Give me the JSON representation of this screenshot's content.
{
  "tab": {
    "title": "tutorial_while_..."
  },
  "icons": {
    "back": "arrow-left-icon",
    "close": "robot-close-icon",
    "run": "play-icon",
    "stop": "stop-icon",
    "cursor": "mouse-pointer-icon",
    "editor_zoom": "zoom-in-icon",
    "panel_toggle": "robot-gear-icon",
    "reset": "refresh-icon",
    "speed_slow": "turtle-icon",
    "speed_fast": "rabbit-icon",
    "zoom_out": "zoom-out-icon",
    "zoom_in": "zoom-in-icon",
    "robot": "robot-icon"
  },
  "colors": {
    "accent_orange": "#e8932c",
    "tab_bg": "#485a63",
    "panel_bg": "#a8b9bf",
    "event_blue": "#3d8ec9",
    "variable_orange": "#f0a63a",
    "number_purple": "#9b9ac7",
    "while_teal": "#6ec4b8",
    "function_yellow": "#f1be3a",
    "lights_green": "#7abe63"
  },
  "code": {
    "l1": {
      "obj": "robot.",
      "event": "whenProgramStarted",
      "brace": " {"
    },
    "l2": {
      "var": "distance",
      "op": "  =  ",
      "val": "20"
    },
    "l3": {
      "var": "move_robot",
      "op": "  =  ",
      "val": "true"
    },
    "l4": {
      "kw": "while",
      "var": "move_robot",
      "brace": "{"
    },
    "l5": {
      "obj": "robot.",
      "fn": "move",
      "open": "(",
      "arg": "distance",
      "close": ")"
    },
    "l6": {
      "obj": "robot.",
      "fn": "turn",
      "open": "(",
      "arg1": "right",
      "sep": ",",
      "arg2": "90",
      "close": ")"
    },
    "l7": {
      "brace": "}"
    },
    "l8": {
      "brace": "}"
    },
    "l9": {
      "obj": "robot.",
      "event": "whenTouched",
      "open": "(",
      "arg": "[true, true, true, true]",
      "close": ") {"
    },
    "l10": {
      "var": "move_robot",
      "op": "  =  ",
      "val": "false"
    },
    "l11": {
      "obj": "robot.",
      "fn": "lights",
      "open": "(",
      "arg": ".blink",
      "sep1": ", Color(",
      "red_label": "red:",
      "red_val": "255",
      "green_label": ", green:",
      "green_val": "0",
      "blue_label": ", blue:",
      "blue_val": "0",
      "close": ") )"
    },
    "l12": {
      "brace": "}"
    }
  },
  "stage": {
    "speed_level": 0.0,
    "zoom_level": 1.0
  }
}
==*==
= Direction =
Extract the whole listing, character for character.

= Answer below =
Give me the JSON representation of this screenshot's content.
{
  "tab": {
    "title": "tutorial_while_..."
  },
  "icons": {
    "back": "arrow-left-icon",
    "close": "robot-close-icon",
    "run": "play-icon",
    "stop": "stop-icon",
    "cursor": "mouse-pointer-icon",
    "editor_zoom": "zoom-in-icon",
    "panel_toggle": "robot-gear-icon",
    "reset": "refresh-icon",
    "speed_slow": "turtle-icon",
    "speed_fast": "rabbit-icon",
    "zoom_out": "zoom-out-icon",
    "zoom_in": "zoom-in-icon",
    "robot": "robot-icon"
  },
  "colors": {
    "accent_orange": "#e8932c",
    "tab_bg": "#485a63",
    "panel_bg": "#a8b9bf",
    "event_blue": "#3d8ec9",
    "variable_orange": "#f0a63a",
    "number_purple": "#9b9ac7",
    "while_teal": "#6ec4b8",
    "function_yellow": "#f1be3a",
    "lights_green": "#7abe63"
  },
  "code": {
    "l1": {
      "obj": "robot.",
      "event": "whenProgramStarted",
      "brace": " {"
    },
    "l2": {
      "var": "distance",
      "op": "  =  ",
      "val": "20"
    },
    "l3": {
      "var": "move_robot",
      "op": "  =  ",
      "val": "true"
    },
    "l4": {
      "kw": "while",
      "var": "move_robot",
      "brace": "{"
    },
    "l5": {
      "obj": "robot.",
      "fn": "move",
      "open": "(",
      "arg": "distance",
      "close": ")"
    },
    "l6": {
      "obj": "robot.",
      "fn": "turn",
      "open": "(",
      "arg1": "right",
      "sep": ",",
      "arg2": "90",
      "close": ")"
    },
    "l7": {
      "brace": "}"
    },
    "l8": {
      "brace": "}"
    },
    "l9": {
      "obj": "robot.",
      "event": "whenTouched",
      "open": "(",
      "arg": "[true, true, true, true]",
      "close": ") {"
    },
    "l10": {
      "var": "move_robot",
      "op": "  =  ",
      "val": "false"
    },
    "l11": {
      "obj": "robot.",
      "fn": "lights",
      "open": "(",
      "arg": ".blink",
      "sep1": ", Color(",
      "red_label": "red:",
      "red_val": "255",
      "green_label": ", green:",
      "green_val": "0",
      "blue_label": ", blue:",
      "blue_val": "0",
      "close": ") )"
    },
    "l12": {
      "brace": "}"
    }
  },
  "stage": {
    "speed_level": 0.0,
    "zoom_level": 1.0
  }
}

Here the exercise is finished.